— START OF THE INPUT —

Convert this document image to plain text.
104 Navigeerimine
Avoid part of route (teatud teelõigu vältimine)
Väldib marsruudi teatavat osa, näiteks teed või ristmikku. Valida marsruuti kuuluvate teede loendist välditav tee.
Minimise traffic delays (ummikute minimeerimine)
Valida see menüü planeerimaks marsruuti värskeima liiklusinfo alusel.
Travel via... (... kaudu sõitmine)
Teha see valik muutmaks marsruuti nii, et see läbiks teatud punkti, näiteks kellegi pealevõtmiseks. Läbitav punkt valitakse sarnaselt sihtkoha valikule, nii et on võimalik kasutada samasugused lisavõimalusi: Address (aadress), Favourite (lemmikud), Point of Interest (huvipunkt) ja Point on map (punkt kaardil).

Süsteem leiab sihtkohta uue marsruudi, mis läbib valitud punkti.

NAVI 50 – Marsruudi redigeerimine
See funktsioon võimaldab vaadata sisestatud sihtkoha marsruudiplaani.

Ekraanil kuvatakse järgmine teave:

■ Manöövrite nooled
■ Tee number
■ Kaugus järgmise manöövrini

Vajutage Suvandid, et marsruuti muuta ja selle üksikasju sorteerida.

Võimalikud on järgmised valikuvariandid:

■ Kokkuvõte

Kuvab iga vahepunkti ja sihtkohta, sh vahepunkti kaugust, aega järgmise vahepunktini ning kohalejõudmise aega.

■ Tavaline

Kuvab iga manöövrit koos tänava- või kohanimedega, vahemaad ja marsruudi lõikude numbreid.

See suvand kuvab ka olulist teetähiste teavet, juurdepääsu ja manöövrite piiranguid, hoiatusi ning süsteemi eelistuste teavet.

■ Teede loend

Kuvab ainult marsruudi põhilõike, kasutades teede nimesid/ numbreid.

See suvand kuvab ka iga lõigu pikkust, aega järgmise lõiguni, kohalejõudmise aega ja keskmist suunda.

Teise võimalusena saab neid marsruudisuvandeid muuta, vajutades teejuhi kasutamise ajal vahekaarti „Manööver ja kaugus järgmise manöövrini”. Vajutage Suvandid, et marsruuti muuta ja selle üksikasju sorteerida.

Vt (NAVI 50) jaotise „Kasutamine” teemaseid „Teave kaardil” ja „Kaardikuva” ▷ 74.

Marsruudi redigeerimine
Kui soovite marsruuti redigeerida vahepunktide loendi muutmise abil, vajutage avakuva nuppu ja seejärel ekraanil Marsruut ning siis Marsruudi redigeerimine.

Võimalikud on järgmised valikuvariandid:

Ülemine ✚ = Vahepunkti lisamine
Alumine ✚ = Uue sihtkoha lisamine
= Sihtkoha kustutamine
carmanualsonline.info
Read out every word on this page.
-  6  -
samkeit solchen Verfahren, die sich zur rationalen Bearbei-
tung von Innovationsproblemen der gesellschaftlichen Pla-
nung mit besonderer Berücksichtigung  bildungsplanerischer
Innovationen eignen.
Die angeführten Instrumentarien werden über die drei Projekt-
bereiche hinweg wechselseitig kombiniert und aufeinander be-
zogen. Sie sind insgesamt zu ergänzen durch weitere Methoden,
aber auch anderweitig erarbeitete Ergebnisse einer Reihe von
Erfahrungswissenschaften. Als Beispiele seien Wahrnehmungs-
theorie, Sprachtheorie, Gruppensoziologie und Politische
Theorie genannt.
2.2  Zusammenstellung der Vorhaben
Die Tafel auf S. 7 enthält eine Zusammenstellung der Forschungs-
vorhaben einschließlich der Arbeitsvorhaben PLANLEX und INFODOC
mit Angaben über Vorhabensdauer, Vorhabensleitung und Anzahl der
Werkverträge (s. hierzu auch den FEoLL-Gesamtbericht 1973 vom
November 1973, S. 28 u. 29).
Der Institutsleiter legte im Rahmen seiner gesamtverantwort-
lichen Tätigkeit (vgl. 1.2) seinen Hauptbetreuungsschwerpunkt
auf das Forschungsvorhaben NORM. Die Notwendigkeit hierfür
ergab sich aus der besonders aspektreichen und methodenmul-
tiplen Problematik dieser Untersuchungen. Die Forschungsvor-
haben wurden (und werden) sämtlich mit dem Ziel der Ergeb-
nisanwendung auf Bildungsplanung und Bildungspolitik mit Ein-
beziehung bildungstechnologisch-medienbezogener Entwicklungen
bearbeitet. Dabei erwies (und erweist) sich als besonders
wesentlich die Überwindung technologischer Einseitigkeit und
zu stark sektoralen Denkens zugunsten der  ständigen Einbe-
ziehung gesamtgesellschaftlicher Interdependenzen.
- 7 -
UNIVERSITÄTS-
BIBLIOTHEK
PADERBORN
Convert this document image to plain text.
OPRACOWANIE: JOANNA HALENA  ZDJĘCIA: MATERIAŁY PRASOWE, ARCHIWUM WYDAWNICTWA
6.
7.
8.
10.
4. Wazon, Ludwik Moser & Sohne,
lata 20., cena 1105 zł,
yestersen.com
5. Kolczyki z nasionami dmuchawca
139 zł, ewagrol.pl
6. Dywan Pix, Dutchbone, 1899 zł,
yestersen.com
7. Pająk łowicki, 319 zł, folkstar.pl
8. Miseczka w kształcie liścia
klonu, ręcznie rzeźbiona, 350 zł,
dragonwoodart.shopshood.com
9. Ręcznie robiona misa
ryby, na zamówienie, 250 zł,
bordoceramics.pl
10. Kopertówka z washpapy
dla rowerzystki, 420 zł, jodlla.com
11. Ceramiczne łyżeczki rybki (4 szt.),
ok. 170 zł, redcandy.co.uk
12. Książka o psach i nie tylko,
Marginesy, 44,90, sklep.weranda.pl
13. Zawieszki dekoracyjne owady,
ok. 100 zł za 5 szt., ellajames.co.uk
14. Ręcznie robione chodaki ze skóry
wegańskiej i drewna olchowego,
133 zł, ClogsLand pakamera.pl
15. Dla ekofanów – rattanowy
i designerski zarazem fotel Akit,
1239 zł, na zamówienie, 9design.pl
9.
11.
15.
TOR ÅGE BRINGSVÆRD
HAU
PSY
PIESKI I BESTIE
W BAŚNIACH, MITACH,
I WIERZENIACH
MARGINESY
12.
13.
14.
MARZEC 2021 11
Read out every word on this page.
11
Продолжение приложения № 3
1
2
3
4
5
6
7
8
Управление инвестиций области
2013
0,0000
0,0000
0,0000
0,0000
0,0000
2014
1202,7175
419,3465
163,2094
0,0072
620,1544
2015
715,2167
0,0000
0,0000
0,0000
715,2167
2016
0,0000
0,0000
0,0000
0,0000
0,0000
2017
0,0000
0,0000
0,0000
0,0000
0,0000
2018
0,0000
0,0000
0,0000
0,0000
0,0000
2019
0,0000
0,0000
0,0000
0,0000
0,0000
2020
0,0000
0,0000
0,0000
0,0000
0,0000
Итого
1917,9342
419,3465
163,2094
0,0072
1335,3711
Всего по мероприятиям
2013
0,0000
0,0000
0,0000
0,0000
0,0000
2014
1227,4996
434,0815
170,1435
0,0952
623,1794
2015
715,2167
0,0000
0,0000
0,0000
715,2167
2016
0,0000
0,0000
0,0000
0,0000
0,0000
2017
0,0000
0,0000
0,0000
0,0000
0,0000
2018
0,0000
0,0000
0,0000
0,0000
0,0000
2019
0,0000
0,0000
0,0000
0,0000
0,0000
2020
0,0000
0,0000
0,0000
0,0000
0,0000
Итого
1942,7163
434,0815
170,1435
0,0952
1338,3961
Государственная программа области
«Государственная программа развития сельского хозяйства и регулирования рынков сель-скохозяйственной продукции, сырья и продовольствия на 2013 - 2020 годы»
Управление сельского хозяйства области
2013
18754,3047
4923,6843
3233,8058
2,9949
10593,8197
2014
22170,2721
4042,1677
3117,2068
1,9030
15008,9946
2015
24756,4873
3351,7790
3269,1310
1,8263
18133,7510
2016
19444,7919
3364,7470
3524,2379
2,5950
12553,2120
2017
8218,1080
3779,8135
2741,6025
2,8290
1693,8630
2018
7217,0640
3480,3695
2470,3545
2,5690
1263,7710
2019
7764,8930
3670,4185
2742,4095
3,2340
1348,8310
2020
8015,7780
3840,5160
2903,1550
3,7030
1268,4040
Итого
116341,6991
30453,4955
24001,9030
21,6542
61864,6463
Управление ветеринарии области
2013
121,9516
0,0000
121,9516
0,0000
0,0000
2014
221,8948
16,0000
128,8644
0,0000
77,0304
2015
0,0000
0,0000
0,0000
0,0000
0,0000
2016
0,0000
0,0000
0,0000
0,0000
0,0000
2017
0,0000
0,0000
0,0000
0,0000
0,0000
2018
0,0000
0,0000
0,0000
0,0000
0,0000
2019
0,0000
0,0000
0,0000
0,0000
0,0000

— END OF THE INPUT —

**WHAT THE EXERCISE ASKS:** Where a line holds the string "üksikasju", copy that line.

**RESULT OF THIS EXERCISE:**
Vajutage Suvandid, et marsruuti muuta ja selle üksikasju sorteerida.
Teise võimalusena saab neid marsruudisuvandeid muuta, vajutades teejuhi kasutamise ajal vahekaarti „Manööver ja kaugus järgmise manöövrini”. Vajutage Suvandid, et marsruuti muuta ja selle üksikasju sorteerida.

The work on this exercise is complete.